» **Input material**:
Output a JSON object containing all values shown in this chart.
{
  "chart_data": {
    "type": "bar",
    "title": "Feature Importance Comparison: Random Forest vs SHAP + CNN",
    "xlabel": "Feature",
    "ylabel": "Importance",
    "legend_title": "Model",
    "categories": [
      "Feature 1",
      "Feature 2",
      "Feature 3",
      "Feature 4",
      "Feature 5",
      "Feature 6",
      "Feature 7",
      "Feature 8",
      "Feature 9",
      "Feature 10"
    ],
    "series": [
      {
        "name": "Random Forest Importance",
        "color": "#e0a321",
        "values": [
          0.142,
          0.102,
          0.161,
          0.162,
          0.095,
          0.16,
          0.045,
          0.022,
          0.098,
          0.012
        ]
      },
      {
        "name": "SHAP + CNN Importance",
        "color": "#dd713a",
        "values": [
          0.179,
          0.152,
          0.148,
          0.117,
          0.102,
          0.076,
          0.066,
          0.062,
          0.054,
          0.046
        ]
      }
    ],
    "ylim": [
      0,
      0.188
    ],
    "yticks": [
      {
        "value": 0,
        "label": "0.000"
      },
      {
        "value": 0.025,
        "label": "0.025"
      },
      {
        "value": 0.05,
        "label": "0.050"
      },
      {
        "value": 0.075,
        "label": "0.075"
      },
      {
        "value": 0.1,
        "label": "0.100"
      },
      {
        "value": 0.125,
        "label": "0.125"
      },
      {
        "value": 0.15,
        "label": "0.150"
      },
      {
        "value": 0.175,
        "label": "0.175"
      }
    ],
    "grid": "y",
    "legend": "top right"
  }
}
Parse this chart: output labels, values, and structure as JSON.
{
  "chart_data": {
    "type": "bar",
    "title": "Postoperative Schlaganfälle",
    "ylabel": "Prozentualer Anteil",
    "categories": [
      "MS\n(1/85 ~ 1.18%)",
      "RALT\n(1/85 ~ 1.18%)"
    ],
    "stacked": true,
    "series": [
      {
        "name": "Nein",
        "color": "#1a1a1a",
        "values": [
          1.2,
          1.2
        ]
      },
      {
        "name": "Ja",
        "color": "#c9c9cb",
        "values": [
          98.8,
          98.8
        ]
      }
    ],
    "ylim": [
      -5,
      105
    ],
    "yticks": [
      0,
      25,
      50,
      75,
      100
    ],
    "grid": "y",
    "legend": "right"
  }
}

» **Request**: Transcribe every entry verbatim.

» **Expected answer**:
Output a JSON object containing all values shown in this chart.
{
  "chart_data": {
    "type": "bar",
    "title": "Feature Importance Comparison: Random Forest vs SHAP + CNN",
    "xlabel": "Feature",
    "ylabel": "Importance",
    "legend_title": "Model",
    "categories": [
      "Feature 1",
      "Feature 2",
      "Feature 3",
      "Feature 4",
      "Feature 5",
      "Feature 6",
      "Feature 7",
      "Feature 8",
      "Feature 9",
      "Feature 10"
    ],
    "series": [
      {
        "name": "Random Forest Importance",
        "color": "#e0a321",
        "values": [
          0.142,
          0.102,
          0.161,
          0.162,
          0.095,
          0.16,
          0.045,
          0.022,
          0.098,
          0.012
        ]
      },
      {
        "name": "SHAP + CNN Importance",
        "color": "#dd713a",
        "values": [
          0.179,
          0.152,
          0.148,
          0.117,
          0.102,
          0.076,
          0.066,
          0.062,
          0.054,
          0.046
        ]
      }
    ],
    "ylim": [
      0,
      0.188
    ],
    "yticks": [
      {
        "value": 0,
        "label": "0.000"
      },
      {
        "value": 0.025,
        "label": "0.025"
      },
      {
        "value": 0.05,
        "label": "0.050"
      },
      {
        "value": 0.075,
        "label": "0.075"
      },
      {
        "value": 0.1,
        "label": "0.100"
      },
      {
        "value": 0.125,
        "label": "0.125"
      },
      {
        "value": 0.15,
        "label": "0.150"
      },
      {
        "value": 0.175,
        "label": "0.175"
      }
    ],
    "grid": "y",
    "legend": "top right"
  }
}
Parse this chart: output labels, values, and structure as JSON.
{
  "chart_data": {
    "type": "bar",
    "title": "Postoperative Schlaganfälle",
    "ylabel": "Prozentualer Anteil",
    "categories": [
      "MS\n(1/85 ~ 1.18%)",
      "RALT\n(1/85 ~ 1.18%)"
    ],
    "stacked": true,
    "series": [
      {
        "name": "Nein",
        "color": "#1a1a1a",
        "values": [
          1.2,
          1.2
        ]
      },
      {
        "name": "Ja",
        "color": "#c9c9cb",
        "values": [
          98.8,
          98.8
        ]
      }
    ],
    "ylim": [
      -5,
      105
    ],
    "yticks": [
      0,
      25,
      50,
      75,
      100
    ],
    "grid": "y",
    "legend": "right"
  }
}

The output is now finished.